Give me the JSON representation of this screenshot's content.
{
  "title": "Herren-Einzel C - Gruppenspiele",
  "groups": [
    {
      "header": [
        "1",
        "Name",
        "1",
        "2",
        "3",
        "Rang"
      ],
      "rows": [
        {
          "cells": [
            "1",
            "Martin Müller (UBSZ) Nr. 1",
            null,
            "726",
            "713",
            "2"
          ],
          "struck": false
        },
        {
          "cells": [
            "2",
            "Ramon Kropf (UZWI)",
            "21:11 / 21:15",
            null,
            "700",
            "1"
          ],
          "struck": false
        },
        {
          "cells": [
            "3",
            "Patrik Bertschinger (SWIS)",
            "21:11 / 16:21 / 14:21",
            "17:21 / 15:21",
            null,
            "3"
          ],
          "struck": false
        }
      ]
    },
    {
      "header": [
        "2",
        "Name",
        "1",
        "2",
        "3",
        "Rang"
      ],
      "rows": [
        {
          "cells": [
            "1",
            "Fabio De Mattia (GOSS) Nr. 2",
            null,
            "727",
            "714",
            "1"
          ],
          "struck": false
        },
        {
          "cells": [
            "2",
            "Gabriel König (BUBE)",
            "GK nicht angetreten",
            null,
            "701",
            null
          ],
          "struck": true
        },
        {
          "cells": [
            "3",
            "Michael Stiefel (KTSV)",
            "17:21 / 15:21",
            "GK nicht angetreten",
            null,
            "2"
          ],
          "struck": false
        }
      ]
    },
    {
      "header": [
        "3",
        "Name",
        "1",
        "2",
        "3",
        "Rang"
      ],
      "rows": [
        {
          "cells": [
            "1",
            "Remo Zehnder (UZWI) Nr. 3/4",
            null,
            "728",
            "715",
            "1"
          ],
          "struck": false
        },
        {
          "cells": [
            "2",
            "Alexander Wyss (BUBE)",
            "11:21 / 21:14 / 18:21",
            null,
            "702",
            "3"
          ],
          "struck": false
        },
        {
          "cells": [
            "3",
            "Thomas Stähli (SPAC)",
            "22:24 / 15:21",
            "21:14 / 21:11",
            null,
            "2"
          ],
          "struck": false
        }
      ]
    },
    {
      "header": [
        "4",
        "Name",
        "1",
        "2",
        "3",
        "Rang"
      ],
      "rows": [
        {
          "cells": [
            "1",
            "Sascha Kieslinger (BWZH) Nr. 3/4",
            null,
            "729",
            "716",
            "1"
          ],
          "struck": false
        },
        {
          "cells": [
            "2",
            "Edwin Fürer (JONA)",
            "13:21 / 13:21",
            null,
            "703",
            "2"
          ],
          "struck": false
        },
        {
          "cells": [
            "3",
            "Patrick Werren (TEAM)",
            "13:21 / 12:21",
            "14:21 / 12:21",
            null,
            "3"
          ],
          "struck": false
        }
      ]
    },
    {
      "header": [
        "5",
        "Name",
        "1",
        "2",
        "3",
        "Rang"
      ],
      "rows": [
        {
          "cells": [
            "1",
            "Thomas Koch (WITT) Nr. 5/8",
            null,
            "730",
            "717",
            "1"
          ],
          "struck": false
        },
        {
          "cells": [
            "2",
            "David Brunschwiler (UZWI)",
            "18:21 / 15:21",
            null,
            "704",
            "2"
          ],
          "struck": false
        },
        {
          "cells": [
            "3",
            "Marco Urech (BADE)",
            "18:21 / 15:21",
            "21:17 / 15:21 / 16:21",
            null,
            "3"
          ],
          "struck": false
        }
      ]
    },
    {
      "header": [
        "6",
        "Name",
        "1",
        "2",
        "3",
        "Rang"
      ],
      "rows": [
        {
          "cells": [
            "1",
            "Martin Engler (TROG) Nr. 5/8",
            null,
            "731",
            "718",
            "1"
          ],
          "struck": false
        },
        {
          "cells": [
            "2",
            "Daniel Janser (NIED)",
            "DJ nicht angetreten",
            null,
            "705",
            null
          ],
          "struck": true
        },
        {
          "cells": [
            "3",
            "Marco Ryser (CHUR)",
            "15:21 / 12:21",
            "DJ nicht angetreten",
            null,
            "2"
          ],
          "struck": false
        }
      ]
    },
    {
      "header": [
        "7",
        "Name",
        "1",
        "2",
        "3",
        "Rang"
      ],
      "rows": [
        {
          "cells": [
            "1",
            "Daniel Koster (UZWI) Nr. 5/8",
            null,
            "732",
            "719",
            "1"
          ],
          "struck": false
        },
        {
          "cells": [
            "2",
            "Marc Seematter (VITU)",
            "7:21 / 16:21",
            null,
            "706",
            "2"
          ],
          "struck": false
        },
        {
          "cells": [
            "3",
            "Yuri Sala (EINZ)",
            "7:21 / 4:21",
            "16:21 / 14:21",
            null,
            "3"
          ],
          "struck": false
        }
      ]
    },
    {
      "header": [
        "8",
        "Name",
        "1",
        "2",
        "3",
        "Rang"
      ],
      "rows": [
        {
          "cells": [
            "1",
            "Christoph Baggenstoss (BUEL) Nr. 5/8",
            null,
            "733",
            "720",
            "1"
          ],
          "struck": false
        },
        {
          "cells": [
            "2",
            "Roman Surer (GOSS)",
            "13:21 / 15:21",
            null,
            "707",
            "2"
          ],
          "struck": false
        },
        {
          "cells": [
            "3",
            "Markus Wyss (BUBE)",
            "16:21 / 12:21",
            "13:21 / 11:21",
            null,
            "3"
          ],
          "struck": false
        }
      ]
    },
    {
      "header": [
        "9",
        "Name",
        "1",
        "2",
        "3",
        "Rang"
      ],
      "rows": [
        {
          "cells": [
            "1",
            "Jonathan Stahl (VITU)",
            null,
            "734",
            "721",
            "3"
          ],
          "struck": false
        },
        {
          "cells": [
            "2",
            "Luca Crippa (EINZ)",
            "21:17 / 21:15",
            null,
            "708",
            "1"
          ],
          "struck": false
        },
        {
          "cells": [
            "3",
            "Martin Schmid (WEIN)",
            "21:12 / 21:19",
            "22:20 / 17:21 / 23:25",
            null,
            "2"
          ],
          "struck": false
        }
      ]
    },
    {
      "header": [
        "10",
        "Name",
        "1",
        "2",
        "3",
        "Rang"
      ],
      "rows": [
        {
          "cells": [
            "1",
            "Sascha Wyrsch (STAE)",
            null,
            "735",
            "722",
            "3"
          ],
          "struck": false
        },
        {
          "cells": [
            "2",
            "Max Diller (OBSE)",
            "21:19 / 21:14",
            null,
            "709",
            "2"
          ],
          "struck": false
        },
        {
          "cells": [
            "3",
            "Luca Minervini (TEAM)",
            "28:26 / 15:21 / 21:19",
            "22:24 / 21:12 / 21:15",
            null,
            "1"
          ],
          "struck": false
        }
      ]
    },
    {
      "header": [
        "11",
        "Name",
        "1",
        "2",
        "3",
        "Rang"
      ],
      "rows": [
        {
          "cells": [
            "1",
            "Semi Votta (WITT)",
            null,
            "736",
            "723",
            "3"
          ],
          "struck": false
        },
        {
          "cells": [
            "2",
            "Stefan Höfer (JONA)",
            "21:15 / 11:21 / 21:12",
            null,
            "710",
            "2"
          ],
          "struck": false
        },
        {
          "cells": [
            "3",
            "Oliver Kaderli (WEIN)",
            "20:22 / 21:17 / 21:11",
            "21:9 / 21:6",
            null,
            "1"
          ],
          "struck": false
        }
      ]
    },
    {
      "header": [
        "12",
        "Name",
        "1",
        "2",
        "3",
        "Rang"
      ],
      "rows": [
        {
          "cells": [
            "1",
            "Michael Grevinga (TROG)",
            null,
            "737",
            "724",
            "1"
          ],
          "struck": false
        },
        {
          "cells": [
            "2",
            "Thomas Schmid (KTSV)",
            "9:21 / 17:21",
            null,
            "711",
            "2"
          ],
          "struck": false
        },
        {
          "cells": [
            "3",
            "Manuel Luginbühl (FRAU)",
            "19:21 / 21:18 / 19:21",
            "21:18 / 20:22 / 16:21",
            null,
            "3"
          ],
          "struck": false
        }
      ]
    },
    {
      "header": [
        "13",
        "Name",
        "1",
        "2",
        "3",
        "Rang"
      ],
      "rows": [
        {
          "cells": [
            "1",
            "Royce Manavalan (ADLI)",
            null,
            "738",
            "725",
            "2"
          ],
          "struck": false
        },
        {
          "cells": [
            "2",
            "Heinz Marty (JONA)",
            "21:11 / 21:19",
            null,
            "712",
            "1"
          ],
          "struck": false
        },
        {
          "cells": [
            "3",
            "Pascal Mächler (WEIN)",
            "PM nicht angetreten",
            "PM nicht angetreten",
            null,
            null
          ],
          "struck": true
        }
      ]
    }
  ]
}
────
:: Written problem ::
Look through the entries and return every line where "VITU" appears.

:: Problem solution ::
            "Marc Seematter (VITU)",
            "Jonathan Stahl (VITU)",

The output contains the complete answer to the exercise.